» Exercise directions: Any picture among the records should be left out, please; retype the rest exactly.

» Supplied material:
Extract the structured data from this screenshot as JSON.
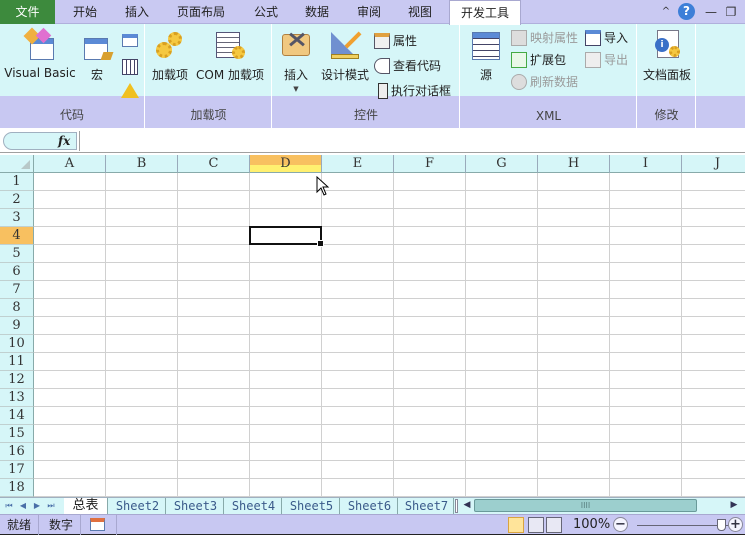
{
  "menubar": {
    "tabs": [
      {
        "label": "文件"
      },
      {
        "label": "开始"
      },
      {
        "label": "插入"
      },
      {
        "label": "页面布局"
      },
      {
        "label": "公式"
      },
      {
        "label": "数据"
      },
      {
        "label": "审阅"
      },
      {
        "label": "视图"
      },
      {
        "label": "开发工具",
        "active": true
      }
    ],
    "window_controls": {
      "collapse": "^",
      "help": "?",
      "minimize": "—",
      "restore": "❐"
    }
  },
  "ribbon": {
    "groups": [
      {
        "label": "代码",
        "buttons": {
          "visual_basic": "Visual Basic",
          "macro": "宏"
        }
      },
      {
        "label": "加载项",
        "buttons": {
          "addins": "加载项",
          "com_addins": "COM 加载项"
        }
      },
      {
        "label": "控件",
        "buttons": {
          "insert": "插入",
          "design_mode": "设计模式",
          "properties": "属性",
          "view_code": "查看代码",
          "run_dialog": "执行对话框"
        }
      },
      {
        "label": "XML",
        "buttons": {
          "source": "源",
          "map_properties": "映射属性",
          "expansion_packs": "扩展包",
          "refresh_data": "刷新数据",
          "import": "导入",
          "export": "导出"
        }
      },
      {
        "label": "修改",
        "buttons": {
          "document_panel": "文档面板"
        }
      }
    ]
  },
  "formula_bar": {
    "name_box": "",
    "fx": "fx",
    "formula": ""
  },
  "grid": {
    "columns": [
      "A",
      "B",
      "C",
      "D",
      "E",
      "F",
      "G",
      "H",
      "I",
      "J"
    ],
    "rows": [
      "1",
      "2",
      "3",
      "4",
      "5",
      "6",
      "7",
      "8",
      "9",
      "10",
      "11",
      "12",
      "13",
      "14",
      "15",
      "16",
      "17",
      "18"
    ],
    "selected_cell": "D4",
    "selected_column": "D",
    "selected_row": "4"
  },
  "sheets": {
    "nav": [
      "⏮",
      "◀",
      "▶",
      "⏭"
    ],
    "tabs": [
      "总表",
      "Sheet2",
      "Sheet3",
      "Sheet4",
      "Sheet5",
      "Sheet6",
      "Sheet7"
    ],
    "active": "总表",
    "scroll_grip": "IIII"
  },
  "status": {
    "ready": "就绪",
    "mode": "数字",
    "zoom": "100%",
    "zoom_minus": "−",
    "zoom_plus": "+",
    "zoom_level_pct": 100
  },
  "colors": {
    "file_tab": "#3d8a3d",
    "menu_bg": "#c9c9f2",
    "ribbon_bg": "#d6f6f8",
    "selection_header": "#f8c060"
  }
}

» Solution to the exercise:
Extract the structured data from this screenshot as JSON.
{
  "menubar": {
    "tabs": [
      {
        "label": "文件"
      },
      {
        "label": "开始"
      },
      {
        "label": "插入"
      },
      {
        "label": "页面布局"
      },
      {
        "label": "公式"
      },
      {
        "label": "数据"
      },
      {
        "label": "审阅"
      },
      {
        "label": "视图"
      },
      {
        "label": "开发工具",
        "active": true
      }
    ],
    "window_controls": {
      "collapse": "^",
      "help": "?",
      "minimize": "—",
      "restore": "❐"
    }
  },
  "ribbon": {
    "groups": [
      {
        "label": "代码",
        "buttons": {
          "visual_basic": "Visual Basic",
          "macro": "宏"
        }
      },
      {
        "label": "加载项",
        "buttons": {
          "addins": "加载项",
          "com_addins": "COM 加载项"
        }
      },
      {
        "label": "控件",
        "buttons": {
          "insert": "插入",
          "design_mode": "设计模式",
          "properties": "属性",
          "view_code": "查看代码",
          "run_dialog": "执行对话框"
        }
      },
      {
        "label": "XML",
        "buttons": {
          "source": "源",
          "map_properties": "映射属性",
          "expansion_packs": "扩展包",
          "refresh_data": "刷新数据",
          "import": "导入",
          "export": "导出"
        }
      },
      {
        "label": "修改",
        "buttons": {
          "document_panel": "文档面板"
        }
      }
    ]
  },
  "formula_bar": {
    "name_box": "",
    "fx": "fx",
    "formula": ""
  },
  "grid": {
    "columns": [
      "A",
      "B",
      "C",
      "D",
      "E",
      "F",
      "G",
      "H",
      "I",
      "J"
    ],
    "rows": [
      "1",
      "2",
      "3",
      "4",
      "5",
      "6",
      "7",
      "8",
      "9",
      "10",
      "11",
      "12",
      "13",
      "14",
      "15",
      "16",
      "17",
      "18"
    ],
    "selected_cell": "D4",
    "selected_column": "D",
    "selected_row": "4"
  },
  "sheets": {
    "nav": [
      "⏮",
      "◀",
      "▶",
      "⏭"
    ],
    "tabs": [
      "总表",
      "Sheet2",
      "Sheet3",
      "Sheet4",
      "Sheet5",
      "Sheet6",
      "Sheet7"
    ],
    "active": "总表",
    "scroll_grip": "IIII"
  },
  "status": {
    "ready": "就绪",
    "mode": "数字",
    "zoom": "100%",
    "zoom_minus": "−",
    "zoom_plus": "+",
    "zoom_level_pct": 100
  },
  "colors": {
    "file_tab": "#3d8a3d",
    "menu_bg": "#c9c9f2",
    "ribbon_bg": "#d6f6f8",
    "selection_header": "#f8c060"
  }
}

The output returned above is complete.